» **ITEMS**
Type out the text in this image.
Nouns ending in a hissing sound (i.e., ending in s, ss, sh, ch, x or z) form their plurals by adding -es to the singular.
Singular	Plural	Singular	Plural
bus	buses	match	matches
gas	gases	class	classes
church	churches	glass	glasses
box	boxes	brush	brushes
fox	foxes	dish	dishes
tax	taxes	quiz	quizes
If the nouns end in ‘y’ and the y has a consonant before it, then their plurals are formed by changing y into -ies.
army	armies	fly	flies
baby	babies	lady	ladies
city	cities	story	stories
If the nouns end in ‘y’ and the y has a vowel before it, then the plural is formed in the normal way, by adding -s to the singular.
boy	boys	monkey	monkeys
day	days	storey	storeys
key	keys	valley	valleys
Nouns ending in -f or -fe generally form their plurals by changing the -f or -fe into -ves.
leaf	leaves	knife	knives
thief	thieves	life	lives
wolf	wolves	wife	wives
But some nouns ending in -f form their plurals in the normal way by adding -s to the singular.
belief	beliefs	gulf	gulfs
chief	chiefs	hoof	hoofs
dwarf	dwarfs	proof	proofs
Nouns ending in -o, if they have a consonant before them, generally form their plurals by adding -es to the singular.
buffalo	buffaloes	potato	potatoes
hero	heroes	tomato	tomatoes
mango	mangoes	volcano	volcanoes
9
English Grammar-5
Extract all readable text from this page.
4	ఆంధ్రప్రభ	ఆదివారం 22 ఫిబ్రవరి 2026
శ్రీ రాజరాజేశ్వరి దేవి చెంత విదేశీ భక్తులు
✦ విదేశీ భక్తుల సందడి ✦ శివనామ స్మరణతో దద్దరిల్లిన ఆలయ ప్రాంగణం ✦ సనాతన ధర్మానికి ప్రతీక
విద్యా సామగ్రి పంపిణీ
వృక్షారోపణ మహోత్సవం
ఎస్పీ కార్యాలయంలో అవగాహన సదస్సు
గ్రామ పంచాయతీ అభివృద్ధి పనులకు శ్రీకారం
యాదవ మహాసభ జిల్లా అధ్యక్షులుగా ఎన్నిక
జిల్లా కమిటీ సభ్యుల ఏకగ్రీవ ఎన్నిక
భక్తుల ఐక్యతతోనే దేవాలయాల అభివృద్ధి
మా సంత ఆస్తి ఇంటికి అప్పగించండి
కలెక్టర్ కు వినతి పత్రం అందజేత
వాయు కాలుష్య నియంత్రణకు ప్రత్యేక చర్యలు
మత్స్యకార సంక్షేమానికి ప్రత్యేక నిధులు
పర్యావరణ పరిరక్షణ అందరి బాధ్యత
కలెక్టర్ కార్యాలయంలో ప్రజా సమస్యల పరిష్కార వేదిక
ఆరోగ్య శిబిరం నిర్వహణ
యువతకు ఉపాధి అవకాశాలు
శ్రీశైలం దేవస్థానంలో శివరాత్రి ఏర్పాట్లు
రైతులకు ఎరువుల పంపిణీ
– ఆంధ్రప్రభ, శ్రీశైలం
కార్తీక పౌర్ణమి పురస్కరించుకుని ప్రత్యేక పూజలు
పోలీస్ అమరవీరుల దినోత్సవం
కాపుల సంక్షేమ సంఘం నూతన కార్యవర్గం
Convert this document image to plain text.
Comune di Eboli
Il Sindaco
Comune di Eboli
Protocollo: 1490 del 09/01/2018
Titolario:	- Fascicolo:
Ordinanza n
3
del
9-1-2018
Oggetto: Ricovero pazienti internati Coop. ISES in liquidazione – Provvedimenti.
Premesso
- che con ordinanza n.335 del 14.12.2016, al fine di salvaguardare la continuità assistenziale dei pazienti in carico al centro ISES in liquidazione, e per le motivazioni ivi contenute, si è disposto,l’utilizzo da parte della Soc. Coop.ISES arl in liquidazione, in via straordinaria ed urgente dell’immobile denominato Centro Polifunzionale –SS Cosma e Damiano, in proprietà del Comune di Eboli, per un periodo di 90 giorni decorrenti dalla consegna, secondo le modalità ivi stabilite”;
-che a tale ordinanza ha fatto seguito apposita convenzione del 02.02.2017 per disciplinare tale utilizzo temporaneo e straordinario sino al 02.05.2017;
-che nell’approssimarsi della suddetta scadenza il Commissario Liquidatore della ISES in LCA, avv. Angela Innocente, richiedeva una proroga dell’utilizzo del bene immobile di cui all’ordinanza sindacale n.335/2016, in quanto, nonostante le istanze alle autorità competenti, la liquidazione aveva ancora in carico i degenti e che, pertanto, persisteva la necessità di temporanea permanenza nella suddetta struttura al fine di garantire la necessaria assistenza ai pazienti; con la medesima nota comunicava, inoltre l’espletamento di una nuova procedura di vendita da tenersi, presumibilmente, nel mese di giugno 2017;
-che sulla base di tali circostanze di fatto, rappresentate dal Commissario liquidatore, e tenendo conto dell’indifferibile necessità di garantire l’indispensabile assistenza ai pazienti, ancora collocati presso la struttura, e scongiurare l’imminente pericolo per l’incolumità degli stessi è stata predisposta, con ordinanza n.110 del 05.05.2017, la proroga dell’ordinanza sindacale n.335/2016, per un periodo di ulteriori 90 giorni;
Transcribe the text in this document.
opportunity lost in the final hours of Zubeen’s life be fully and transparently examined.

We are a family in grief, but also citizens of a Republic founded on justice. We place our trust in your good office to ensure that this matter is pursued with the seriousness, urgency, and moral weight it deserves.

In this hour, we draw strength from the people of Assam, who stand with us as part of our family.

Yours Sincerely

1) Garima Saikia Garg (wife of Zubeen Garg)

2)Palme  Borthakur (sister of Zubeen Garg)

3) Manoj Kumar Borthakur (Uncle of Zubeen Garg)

» **WHAT IS ASKED**
Reproduce all of the entries word for word.

» **EXERCISE RESPONSE**
Type out the text in this image.
Nouns ending in a hissing sound (i.e., ending in s, ss, sh, ch, x or z) form their plurals by adding -es to the singular.
Singular	Plural	Singular	Plural
bus	buses	match	matches
gas	gases	class	classes
church	churches	glass	glasses
box	boxes	brush	brushes
fox	foxes	dish	dishes
tax	taxes	quiz	quizes
If the nouns end in ‘y’ and the y has a consonant before it, then their plurals are formed by changing y into -ies.
army	armies	fly	flies
baby	babies	lady	ladies
city	cities	story	stories
If the nouns end in ‘y’ and the y has a vowel before it, then the plural is formed in the normal way, by adding -s to the singular.
boy	boys	monkey	monkeys
day	days	storey	storeys
key	keys	valley	valleys
Nouns ending in -f or -fe generally form their plurals by changing the -f or -fe into -ves.
leaf	leaves	knife	knives
thief	thieves	life	lives
wolf	wolves	wife	wives
But some nouns ending in -f form their plurals in the normal way by adding -s to the singular.
belief	beliefs	gulf	gulfs
chief	chiefs	hoof	hoofs
dwarf	dwarfs	proof	proofs
Nouns ending in -o, if they have a consonant before them, generally form their plurals by adding -es to the singular.
buffalo	buffaloes	potato	potatoes
hero	heroes	tomato	tomatoes
mango	mangoes	volcano	volcanoes
9
English Grammar-5
Extract all readable text from this page.
4	ఆంధ్రప్రభ	ఆదివారం 22 ఫిబ్రవరి 2026
శ్రీ రాజరాజేశ్వరి దేవి చెంత విదేశీ భక్తులు
✦ విదేశీ భక్తుల సందడి ✦ శివనామ స్మరణతో దద్దరిల్లిన ఆలయ ప్రాంగణం ✦ సనాతన ధర్మానికి ప్రతీక
విద్యా సామగ్రి పంపిణీ
వృక్షారోపణ మహోత్సవం
ఎస్పీ కార్యాలయంలో అవగాహన సదస్సు
గ్రామ పంచాయతీ అభివృద్ధి పనులకు శ్రీకారం
యాదవ మహాసభ జిల్లా అధ్యక్షులుగా ఎన్నిక
జిల్లా కమిటీ సభ్యుల ఏకగ్రీవ ఎన్నిక
భక్తుల ఐక్యతతోనే దేవాలయాల అభివృద్ధి
మా సంత ఆస్తి ఇంటికి అప్పగించండి
కలెక్టర్ కు వినతి పత్రం అందజేత
వాయు కాలుష్య నియంత్రణకు ప్రత్యేక చర్యలు
మత్స్యకార సంక్షేమానికి ప్రత్యేక నిధులు
పర్యావరణ పరిరక్షణ అందరి బాధ్యత
కలెక్టర్ కార్యాలయంలో ప్రజా సమస్యల పరిష్కార వేదిక
ఆరోగ్య శిబిరం నిర్వహణ
యువతకు ఉపాధి అవకాశాలు
శ్రీశైలం దేవస్థానంలో శివరాత్రి ఏర్పాట్లు
రైతులకు ఎరువుల పంపిణీ
– ఆంధ్రప్రభ, శ్రీశైలం
కార్తీక పౌర్ణమి పురస్కరించుకుని ప్రత్యేక పూజలు
పోలీస్ అమరవీరుల దినోత్సవం
కాపుల సంక్షేమ సంఘం నూతన కార్యవర్గం
Convert this document image to plain text.
Comune di Eboli
Il Sindaco
Comune di Eboli
Protocollo: 1490 del 09/01/2018
Titolario:	- Fascicolo:
Ordinanza n
3
del
9-1-2018
Oggetto: Ricovero pazienti internati Coop. ISES in liquidazione – Provvedimenti.
Premesso
- che con ordinanza n.335 del 14.12.2016, al fine di salvaguardare la continuità assistenziale dei pazienti in carico al centro ISES in liquidazione, e per le motivazioni ivi contenute, si è disposto,l’utilizzo da parte della Soc. Coop.ISES arl in liquidazione, in via straordinaria ed urgente dell’immobile denominato Centro Polifunzionale –SS Cosma e Damiano, in proprietà del Comune di Eboli, per un periodo di 90 giorni decorrenti dalla consegna, secondo le modalità ivi stabilite”;
-che a tale ordinanza ha fatto seguito apposita convenzione del 02.02.2017 per disciplinare tale utilizzo temporaneo e straordinario sino al 02.05.2017;
-che nell’approssimarsi della suddetta scadenza il Commissario Liquidatore della ISES in LCA, avv. Angela Innocente, richiedeva una proroga dell’utilizzo del bene immobile di cui all’ordinanza sindacale n.335/2016, in quanto, nonostante le istanze alle autorità competenti, la liquidazione aveva ancora in carico i degenti e che, pertanto, persisteva la necessità di temporanea permanenza nella suddetta struttura al fine di garantire la necessaria assistenza ai pazienti; con la medesima nota comunicava, inoltre l’espletamento di una nuova procedura di vendita da tenersi, presumibilmente, nel mese di giugno 2017;
-che sulla base di tali circostanze di fatto, rappresentate dal Commissario liquidatore, e tenendo conto dell’indifferibile necessità di garantire l’indispensabile assistenza ai pazienti, ancora collocati presso la struttura, e scongiurare l’imminente pericolo per l’incolumità degli stessi è stata predisposta, con ordinanza n.110 del 05.05.2017, la proroga dell’ordinanza sindacale n.335/2016, per un periodo di ulteriori 90 giorni;
Transcribe the text in this document.
opportunity lost in the final hours of Zubeen’s life be fully and transparently examined.

We are a family in grief, but also citizens of a Republic founded on justice. We place our trust in your good office to ensure that this matter is pursued with the seriousness, urgency, and moral weight it deserves.

In this hour, we draw strength from the people of Assam, who stand with us as part of our family.

Yours Sincerely

1) Garima Saikia Garg (wife of Zubeen Garg)

2)Palme  Borthakur (sister of Zubeen Garg)

3) Manoj Kumar Borthakur (Uncle of Zubeen Garg)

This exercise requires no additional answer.